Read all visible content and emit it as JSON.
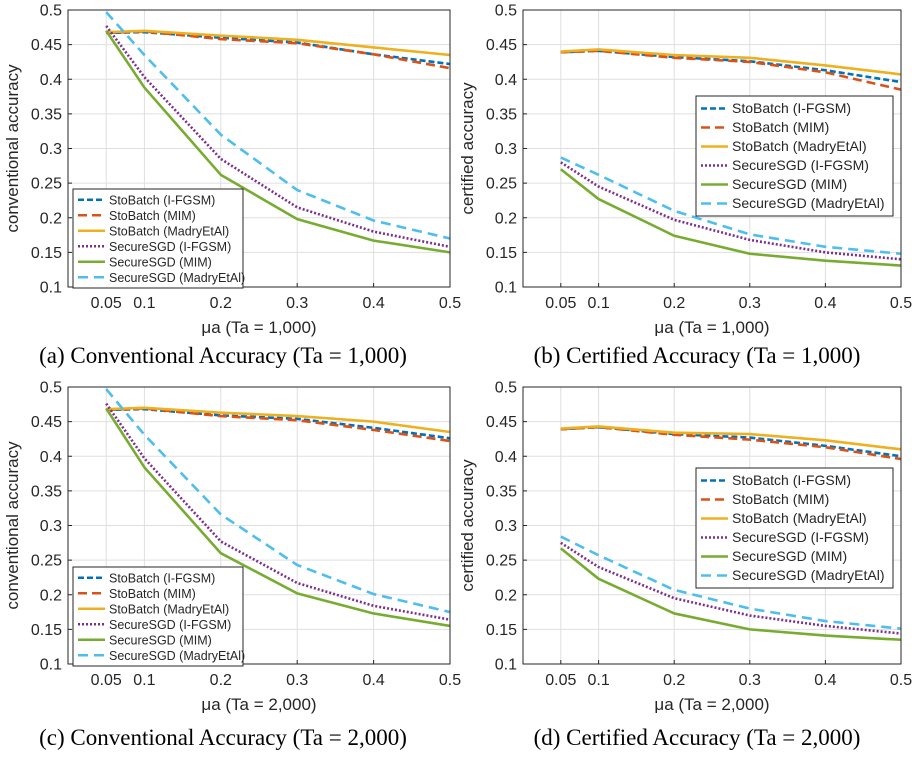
{
  "figure": {
    "styles": {
      "StoBatch (I-FGSM)": {
        "color": "#0072BD",
        "dash": "6,3"
      },
      "StoBatch (MIM)": {
        "color": "#D95319",
        "dash": "9,5"
      },
      "StoBatch (MadryEtAl)": {
        "color": "#EDB120",
        "dash": ""
      },
      "SecureSGD (I-FGSM)": {
        "color": "#7E2F8E",
        "dash": "2,2"
      },
      "SecureSGD (MIM)": {
        "color": "#77AC30",
        "dash": ""
      },
      "SecureSGD (MadryEtAl)": {
        "color": "#4DBEEE",
        "dash": "10,6"
      }
    }
  },
  "chart_data": [
    {
      "type": "line",
      "caption": "(a) Conventional Accuracy (Ta = 1,000)",
      "xlabel": "μa (Ta = 1,000)",
      "ylabel": "conventional accuracy",
      "x": [
        0.05,
        0.1,
        0.2,
        0.3,
        0.4,
        0.5
      ],
      "xticks": [
        "0.05",
        "0.1",
        "0.2",
        "0.3",
        "0.4",
        "0.5"
      ],
      "yticks": [
        "0.1",
        "0.15",
        "0.2",
        "0.25",
        "0.3",
        "0.35",
        "0.4",
        "0.45",
        "0.5"
      ],
      "xlim": [
        0,
        0.5
      ],
      "ylim": [
        0.1,
        0.5
      ],
      "grid": true,
      "legend": "bottom-left",
      "series": [
        {
          "name": "StoBatch (I-FGSM)",
          "values": [
            0.467,
            0.468,
            0.46,
            0.453,
            0.436,
            0.422
          ]
        },
        {
          "name": "StoBatch (MIM)",
          "values": [
            0.467,
            0.469,
            0.458,
            0.452,
            0.436,
            0.416
          ]
        },
        {
          "name": "StoBatch (MadryEtAl)",
          "values": [
            0.468,
            0.47,
            0.463,
            0.457,
            0.446,
            0.435
          ]
        },
        {
          "name": "SecureSGD (I-FGSM)",
          "values": [
            0.477,
            0.403,
            0.285,
            0.215,
            0.18,
            0.158
          ]
        },
        {
          "name": "SecureSGD (MIM)",
          "values": [
            0.47,
            0.388,
            0.262,
            0.198,
            0.167,
            0.15
          ]
        },
        {
          "name": "SecureSGD (MadryEtAl)",
          "values": [
            0.497,
            0.435,
            0.32,
            0.24,
            0.196,
            0.17
          ]
        }
      ]
    },
    {
      "type": "line",
      "caption": "(b) Certified Accuracy (Ta = 1,000)",
      "xlabel": "μa (Ta = 1,000)",
      "ylabel": "certified accuracy",
      "x": [
        0.05,
        0.1,
        0.2,
        0.3,
        0.4,
        0.5
      ],
      "xticks": [
        "0.05",
        "0.1",
        "0.2",
        "0.3",
        "0.4",
        "0.5"
      ],
      "yticks": [
        "0.1",
        "0.15",
        "0.2",
        "0.25",
        "0.3",
        "0.35",
        "0.4",
        "0.45",
        "0.5"
      ],
      "xlim": [
        0,
        0.5
      ],
      "ylim": [
        0.1,
        0.5
      ],
      "grid": true,
      "legend": "middle-right",
      "series": [
        {
          "name": "StoBatch (I-FGSM)",
          "values": [
            0.439,
            0.441,
            0.432,
            0.426,
            0.413,
            0.396
          ]
        },
        {
          "name": "StoBatch (MIM)",
          "values": [
            0.439,
            0.441,
            0.431,
            0.425,
            0.41,
            0.385
          ]
        },
        {
          "name": "StoBatch (MadryEtAl)",
          "values": [
            0.44,
            0.443,
            0.435,
            0.431,
            0.42,
            0.407
          ]
        },
        {
          "name": "SecureSGD (I-FGSM)",
          "values": [
            0.28,
            0.245,
            0.197,
            0.168,
            0.15,
            0.14
          ]
        },
        {
          "name": "SecureSGD (MIM)",
          "values": [
            0.27,
            0.227,
            0.174,
            0.148,
            0.138,
            0.131
          ]
        },
        {
          "name": "SecureSGD (MadryEtAl)",
          "values": [
            0.287,
            0.262,
            0.21,
            0.176,
            0.158,
            0.148
          ]
        }
      ]
    },
    {
      "type": "line",
      "caption": "(c) Conventional Accuracy (Ta = 2,000)",
      "xlabel": "μa (Ta = 2,000)",
      "ylabel": "conventional accuracy",
      "x": [
        0.05,
        0.1,
        0.2,
        0.3,
        0.4,
        0.5
      ],
      "xticks": [
        "0.05",
        "0.1",
        "0.2",
        "0.3",
        "0.4",
        "0.5"
      ],
      "yticks": [
        "0.1",
        "0.15",
        "0.2",
        "0.25",
        "0.3",
        "0.35",
        "0.4",
        "0.45",
        "0.5"
      ],
      "xlim": [
        0,
        0.5
      ],
      "ylim": [
        0.1,
        0.5
      ],
      "grid": true,
      "legend": "bottom-left",
      "series": [
        {
          "name": "StoBatch (I-FGSM)",
          "values": [
            0.467,
            0.468,
            0.459,
            0.454,
            0.441,
            0.426
          ]
        },
        {
          "name": "StoBatch (MIM)",
          "values": [
            0.467,
            0.469,
            0.458,
            0.452,
            0.438,
            0.422
          ]
        },
        {
          "name": "StoBatch (MadryEtAl)",
          "values": [
            0.468,
            0.47,
            0.463,
            0.458,
            0.45,
            0.435
          ]
        },
        {
          "name": "SecureSGD (I-FGSM)",
          "values": [
            0.476,
            0.397,
            0.277,
            0.217,
            0.184,
            0.164
          ]
        },
        {
          "name": "SecureSGD (MIM)",
          "values": [
            0.469,
            0.384,
            0.26,
            0.202,
            0.173,
            0.155
          ]
        },
        {
          "name": "SecureSGD (MadryEtAl)",
          "values": [
            0.497,
            0.431,
            0.316,
            0.243,
            0.201,
            0.175
          ]
        }
      ]
    },
    {
      "type": "line",
      "caption": "(d) Certified Accuracy (Ta = 2,000)",
      "xlabel": "μa (Ta = 2,000)",
      "ylabel": "certified accuracy",
      "x": [
        0.05,
        0.1,
        0.2,
        0.3,
        0.4,
        0.5
      ],
      "xticks": [
        "0.05",
        "0.1",
        "0.2",
        "0.3",
        "0.4",
        "0.5"
      ],
      "yticks": [
        "0.1",
        "0.15",
        "0.2",
        "0.25",
        "0.3",
        "0.35",
        "0.4",
        "0.45",
        "0.5"
      ],
      "xlim": [
        0,
        0.5
      ],
      "ylim": [
        0.1,
        0.5
      ],
      "grid": true,
      "legend": "middle-right",
      "series": [
        {
          "name": "StoBatch (I-FGSM)",
          "values": [
            0.439,
            0.442,
            0.432,
            0.427,
            0.415,
            0.4
          ]
        },
        {
          "name": "StoBatch (MIM)",
          "values": [
            0.439,
            0.442,
            0.431,
            0.424,
            0.413,
            0.396
          ]
        },
        {
          "name": "StoBatch (MadryEtAl)",
          "values": [
            0.44,
            0.443,
            0.434,
            0.432,
            0.423,
            0.41
          ]
        },
        {
          "name": "SecureSGD (I-FGSM)",
          "values": [
            0.275,
            0.24,
            0.195,
            0.17,
            0.155,
            0.144
          ]
        },
        {
          "name": "SecureSGD (MIM)",
          "values": [
            0.267,
            0.223,
            0.173,
            0.15,
            0.141,
            0.135
          ]
        },
        {
          "name": "SecureSGD (MadryEtAl)",
          "values": [
            0.284,
            0.257,
            0.207,
            0.18,
            0.162,
            0.151
          ]
        }
      ]
    }
  ]
}
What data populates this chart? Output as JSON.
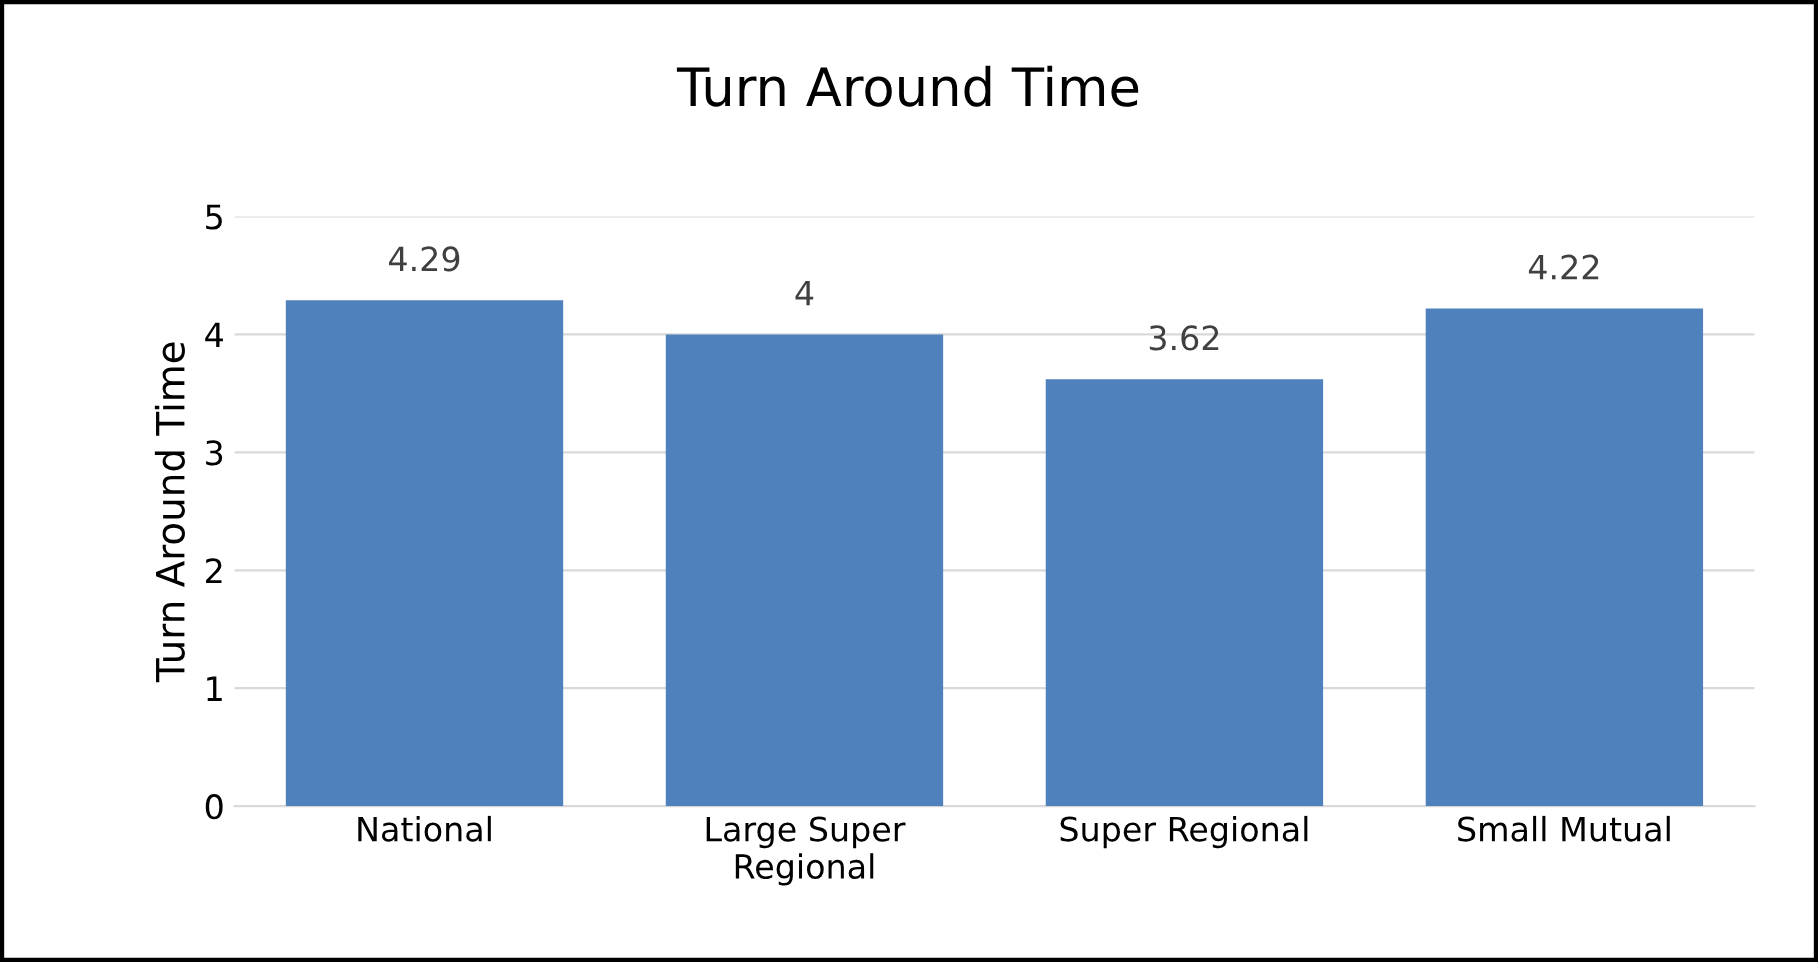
{
  "chart_data": {
    "type": "bar",
    "title": "Turn Around Time",
    "ylabel": "Turn Around Time",
    "categories": [
      "National",
      "Large Super\nRegional",
      "Super Regional",
      "Small Mutual"
    ],
    "values": [
      4.29,
      4,
      3.62,
      4.22
    ],
    "color": "#4f81bd",
    "ylim": [
      0,
      5
    ],
    "yticks": [
      0,
      1,
      2,
      3,
      4,
      5
    ],
    "grid": "y",
    "data_labels": true
  }
}
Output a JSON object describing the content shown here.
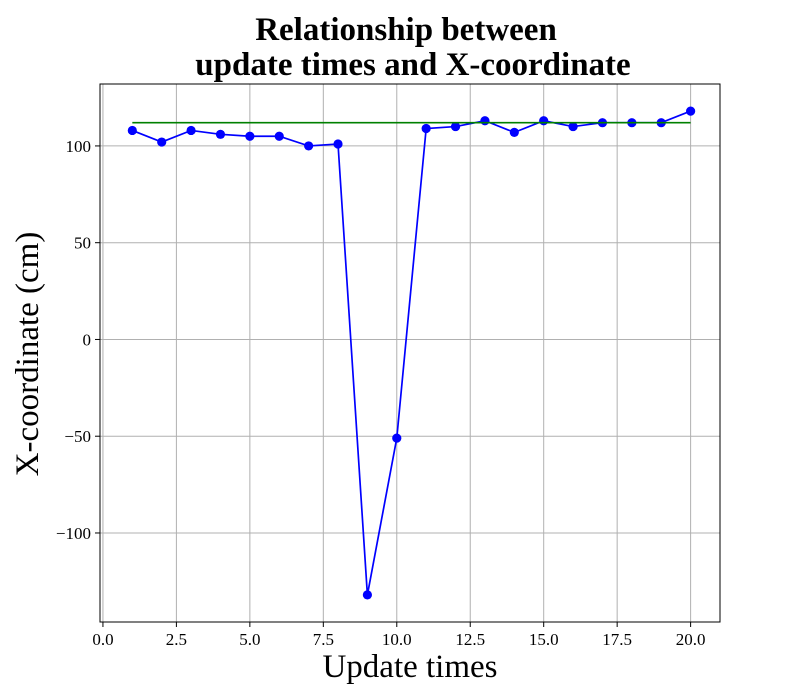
{
  "chart_data": {
    "type": "line",
    "title_lines": [
      "Relationship between",
      "update times and X-coordinate"
    ],
    "xlabel": "Update times",
    "ylabel": "X-coordinate (cm)",
    "xlim": [
      -0.1,
      21.0
    ],
    "ylim": [
      -146,
      132
    ],
    "xticks": [
      0.0,
      2.5,
      5.0,
      7.5,
      10.0,
      12.5,
      15.0,
      17.5,
      20.0
    ],
    "xtick_labels": [
      "0.0",
      "2.5",
      "5.0",
      "7.5",
      "10.0",
      "12.5",
      "15.0",
      "17.5",
      "20.0"
    ],
    "yticks": [
      100,
      50,
      0,
      -50,
      -100
    ],
    "ytick_labels": [
      "100",
      "50",
      "0",
      "−50",
      "−100"
    ],
    "grid": true,
    "series": [
      {
        "color": "#0000ff",
        "marker": "circle",
        "x": [
          1,
          2,
          3,
          4,
          5,
          6,
          7,
          8,
          9,
          10,
          11,
          12,
          13,
          14,
          15,
          16,
          17,
          18,
          19,
          20
        ],
        "y": [
          108,
          102,
          108,
          106,
          105,
          105,
          100,
          101,
          -132,
          -51,
          109,
          110,
          113,
          107,
          113,
          110,
          112,
          112,
          112,
          118
        ]
      },
      {
        "color": "#008000",
        "marker": "none",
        "x": [
          1,
          20
        ],
        "y": [
          112,
          112
        ]
      }
    ]
  }
}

━━━━━━━━

CHALLENGE: Among the entries above, how many lines hold the string "color"? Respond with nothing but the number.

TASK ANSWER: 9